Written task:
Pull each line holding the word "xlabel" from the data.
'''
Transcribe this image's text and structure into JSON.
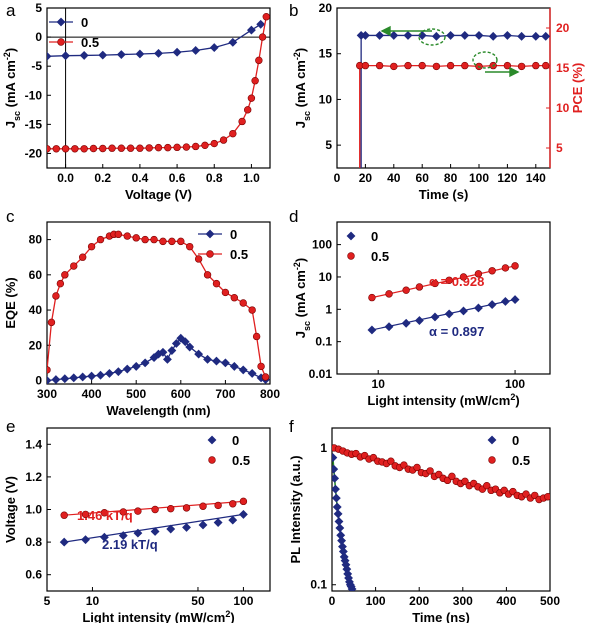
{
  "colors": {
    "blue": "#1f2a80",
    "red": "#e02020",
    "green": "#2a8a2a",
    "axis": "#000000"
  },
  "chart_data": [
    {
      "panel": "a",
      "type": "line",
      "xlabel": "Voltage (V)",
      "ylabel": "J_sc (mA cm^-2)",
      "xlim": [
        -0.1,
        1.1
      ],
      "ylim": [
        -22.5,
        5
      ],
      "xticks": [
        "0.0",
        "0.2",
        "0.4",
        "0.6",
        "0.8",
        "1.0"
      ],
      "yticks": [
        "5",
        "0",
        "-5",
        "-10",
        "-15",
        "-20"
      ],
      "legend_position": "top-left",
      "series": [
        {
          "name": "0",
          "marker": "diamond",
          "color": "blue",
          "x": [
            -0.1,
            0.0,
            0.1,
            0.2,
            0.3,
            0.4,
            0.5,
            0.6,
            0.7,
            0.8,
            0.9,
            1.0,
            1.05
          ],
          "y": [
            -3.3,
            -3.2,
            -3.15,
            -3.1,
            -3.0,
            -2.9,
            -2.8,
            -2.6,
            -2.3,
            -1.8,
            -0.9,
            1.2,
            2.2
          ]
        },
        {
          "name": "0.5",
          "marker": "circle",
          "color": "red",
          "x": [
            -0.1,
            -0.05,
            0.0,
            0.05,
            0.1,
            0.15,
            0.2,
            0.25,
            0.3,
            0.35,
            0.4,
            0.45,
            0.5,
            0.55,
            0.6,
            0.65,
            0.7,
            0.75,
            0.8,
            0.85,
            0.9,
            0.95,
            0.98,
            1.0,
            1.02,
            1.04,
            1.06,
            1.08
          ],
          "y": [
            -19.2,
            -19.2,
            -19.2,
            -19.2,
            -19.2,
            -19.15,
            -19.15,
            -19.1,
            -19.1,
            -19.1,
            -19.1,
            -19.05,
            -19.0,
            -19.0,
            -18.95,
            -18.9,
            -18.8,
            -18.6,
            -18.3,
            -17.7,
            -16.6,
            -14.5,
            -12.5,
            -10.5,
            -7.5,
            -4.0,
            0.0,
            3.5
          ]
        }
      ]
    },
    {
      "panel": "b",
      "type": "line",
      "xlabel": "Time (s)",
      "ylabel": "J_sc (mA cm^-2)",
      "ylabel_right": "PCE (%)",
      "xlim": [
        0,
        150
      ],
      "ylim": [
        2.5,
        20
      ],
      "ylim_right": [
        2.5,
        22.5
      ],
      "xticks": [
        "0",
        "20",
        "40",
        "60",
        "80",
        "100",
        "120",
        "140"
      ],
      "yticks": [
        "5",
        "10",
        "15",
        "20"
      ],
      "yticks_right": [
        "5",
        "10",
        "15",
        "20"
      ],
      "series": [
        {
          "name": "J_sc",
          "marker": "diamond",
          "color": "blue",
          "axis": "left",
          "x": [
            17,
            17,
            20,
            30,
            40,
            50,
            60,
            70,
            80,
            90,
            100,
            110,
            120,
            130,
            140,
            147
          ],
          "y": [
            2.5,
            17.0,
            17.0,
            17.0,
            17.0,
            17.0,
            17.0,
            16.9,
            17.0,
            17.0,
            17.0,
            16.9,
            17.0,
            16.9,
            16.9,
            16.9
          ]
        },
        {
          "name": "PCE",
          "marker": "circle",
          "color": "red",
          "axis": "right",
          "x": [
            16,
            16,
            20,
            30,
            40,
            50,
            60,
            70,
            80,
            90,
            100,
            110,
            120,
            130,
            140,
            147
          ],
          "y": [
            2.5,
            15.3,
            15.3,
            15.3,
            15.2,
            15.3,
            15.3,
            15.2,
            15.3,
            15.3,
            15.2,
            15.3,
            15.3,
            15.2,
            15.3,
            15.3
          ]
        }
      ]
    },
    {
      "panel": "c",
      "type": "line",
      "xlabel": "Wavelength (nm)",
      "ylabel": "EQE (%)",
      "xlim": [
        300,
        800
      ],
      "ylim": [
        -2,
        90
      ],
      "xticks": [
        "300",
        "400",
        "500",
        "600",
        "700",
        "800"
      ],
      "yticks": [
        "0",
        "20",
        "40",
        "60",
        "80"
      ],
      "legend_position": "top-right",
      "series": [
        {
          "name": "0",
          "marker": "diamond",
          "color": "blue",
          "x": [
            300,
            320,
            340,
            360,
            380,
            400,
            420,
            440,
            460,
            480,
            500,
            520,
            540,
            550,
            560,
            570,
            580,
            590,
            600,
            610,
            620,
            640,
            660,
            680,
            700,
            720,
            740,
            760,
            780,
            790
          ],
          "y": [
            0,
            0.5,
            1,
            1.5,
            2,
            2.5,
            3,
            4,
            5,
            6.5,
            8,
            10,
            13,
            15,
            16,
            12,
            17,
            21,
            24,
            22,
            19,
            15,
            12,
            11,
            10,
            8,
            6,
            4,
            1.5,
            0.5
          ]
        },
        {
          "name": "0.5",
          "marker": "circle",
          "color": "red",
          "x": [
            300,
            310,
            320,
            330,
            340,
            360,
            380,
            400,
            420,
            440,
            450,
            460,
            480,
            500,
            520,
            540,
            560,
            580,
            600,
            620,
            640,
            660,
            680,
            700,
            720,
            740,
            760,
            770,
            780,
            790
          ],
          "y": [
            6,
            33,
            48,
            55,
            60,
            65,
            70,
            76,
            80,
            82,
            83,
            83,
            82,
            81,
            80,
            80,
            79,
            79,
            79,
            76,
            69,
            60,
            55,
            50,
            47,
            44,
            40,
            25,
            8,
            2
          ]
        }
      ]
    },
    {
      "panel": "d",
      "type": "scatter",
      "xscale": "log",
      "yscale": "log",
      "xlabel": "Light intensity (mW/cm^2)",
      "ylabel": "J_sc (mA cm^-2)",
      "xlim": [
        5,
        180
      ],
      "ylim": [
        0.01,
        500
      ],
      "xticks": [
        "10",
        "100"
      ],
      "yticks": [
        "100",
        "10",
        "1",
        "0.1",
        "0.01"
      ],
      "legend_position": "top-left",
      "annotations": [
        "α = 0.928",
        "α = 0.897"
      ],
      "series": [
        {
          "name": "0",
          "marker": "diamond",
          "color": "blue",
          "x": [
            9,
            12,
            16,
            20,
            26,
            33,
            42,
            54,
            68,
            85,
            100
          ],
          "y": [
            0.23,
            0.29,
            0.37,
            0.45,
            0.58,
            0.72,
            0.89,
            1.1,
            1.4,
            1.75,
            2.0
          ]
        },
        {
          "name": "0.5",
          "marker": "circle",
          "color": "red",
          "x": [
            9,
            12,
            16,
            20,
            26,
            33,
            42,
            54,
            68,
            85,
            100
          ],
          "y": [
            2.3,
            3.0,
            3.9,
            4.9,
            6.3,
            7.9,
            10,
            12.5,
            15.5,
            19,
            22
          ]
        }
      ]
    },
    {
      "panel": "e",
      "type": "scatter",
      "xscale": "log",
      "xlabel": "Light intensity (mW/cm^2)",
      "ylabel": "Voltage (V)",
      "xlim": [
        5,
        150
      ],
      "ylim": [
        0.5,
        1.5
      ],
      "xticks": [
        "5",
        "10",
        "50",
        "100"
      ],
      "yticks": [
        "1.4",
        "1.2",
        "1.0",
        "0.8",
        "0.6"
      ],
      "legend_position": "top-right",
      "annotations": [
        "1.46 kT/q",
        "2.19 kT/q"
      ],
      "series": [
        {
          "name": "0",
          "marker": "diamond",
          "color": "blue",
          "x": [
            6.5,
            9,
            12,
            16,
            20,
            26,
            33,
            42,
            54,
            68,
            85,
            100
          ],
          "y": [
            0.8,
            0.815,
            0.83,
            0.84,
            0.855,
            0.865,
            0.88,
            0.89,
            0.905,
            0.92,
            0.935,
            0.97
          ]
        },
        {
          "name": "0.5",
          "marker": "circle",
          "color": "red",
          "x": [
            6.5,
            9,
            12,
            16,
            20,
            26,
            33,
            42,
            54,
            68,
            85,
            100
          ],
          "y": [
            0.965,
            0.97,
            0.98,
            0.985,
            0.99,
            1.0,
            1.005,
            1.01,
            1.02,
            1.025,
            1.035,
            1.05
          ]
        }
      ]
    },
    {
      "panel": "f",
      "type": "scatter",
      "yscale": "log",
      "xlabel": "Time (ns)",
      "ylabel": "PL Intensity (a.u.)",
      "xlim": [
        0,
        500
      ],
      "ylim": [
        0.09,
        1.4
      ],
      "xticks": [
        "0",
        "100",
        "200",
        "300",
        "400",
        "500"
      ],
      "yticks": [
        "1",
        "0.1"
      ],
      "legend_position": "top-right",
      "series": [
        {
          "name": "0",
          "marker": "diamond",
          "color": "blue",
          "x": [
            2,
            4,
            6,
            8,
            10,
            12,
            14,
            16,
            18,
            20,
            22,
            24,
            26,
            28,
            30,
            32,
            34,
            36,
            38,
            40,
            42,
            44,
            46
          ],
          "y": [
            0.85,
            0.7,
            0.6,
            0.5,
            0.43,
            0.37,
            0.33,
            0.29,
            0.26,
            0.23,
            0.21,
            0.19,
            0.175,
            0.16,
            0.15,
            0.14,
            0.13,
            0.12,
            0.112,
            0.105,
            0.1,
            0.097,
            0.093
          ]
        },
        {
          "name": "0.5",
          "marker": "circle",
          "color": "red",
          "x": [
            5,
            15,
            25,
            35,
            45,
            55,
            65,
            75,
            85,
            95,
            105,
            115,
            125,
            135,
            145,
            155,
            165,
            175,
            185,
            195,
            205,
            215,
            225,
            235,
            245,
            255,
            265,
            275,
            285,
            295,
            305,
            315,
            325,
            335,
            345,
            355,
            365,
            375,
            385,
            395,
            405,
            415,
            425,
            435,
            445,
            455,
            465,
            475,
            485,
            495
          ],
          "y": [
            1.0,
            0.98,
            0.95,
            0.92,
            0.9,
            0.91,
            0.86,
            0.88,
            0.83,
            0.85,
            0.8,
            0.79,
            0.77,
            0.8,
            0.74,
            0.72,
            0.75,
            0.7,
            0.69,
            0.72,
            0.66,
            0.65,
            0.68,
            0.62,
            0.64,
            0.6,
            0.58,
            0.62,
            0.57,
            0.55,
            0.57,
            0.53,
            0.55,
            0.52,
            0.5,
            0.53,
            0.49,
            0.5,
            0.47,
            0.49,
            0.46,
            0.48,
            0.45,
            0.44,
            0.46,
            0.43,
            0.45,
            0.42,
            0.43,
            0.44
          ]
        }
      ]
    }
  ]
}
'''
Answer for this exercise:
      "xlabel": "Voltage (V)",
      "xlabel": "Time (s)",
      "xlabel": "Wavelength (nm)",
      "xlabel": "Light intensity (mW/cm^2)",
      "xlabel": "Light intensity (mW/cm^2)",
      "xlabel": "Time (ns)",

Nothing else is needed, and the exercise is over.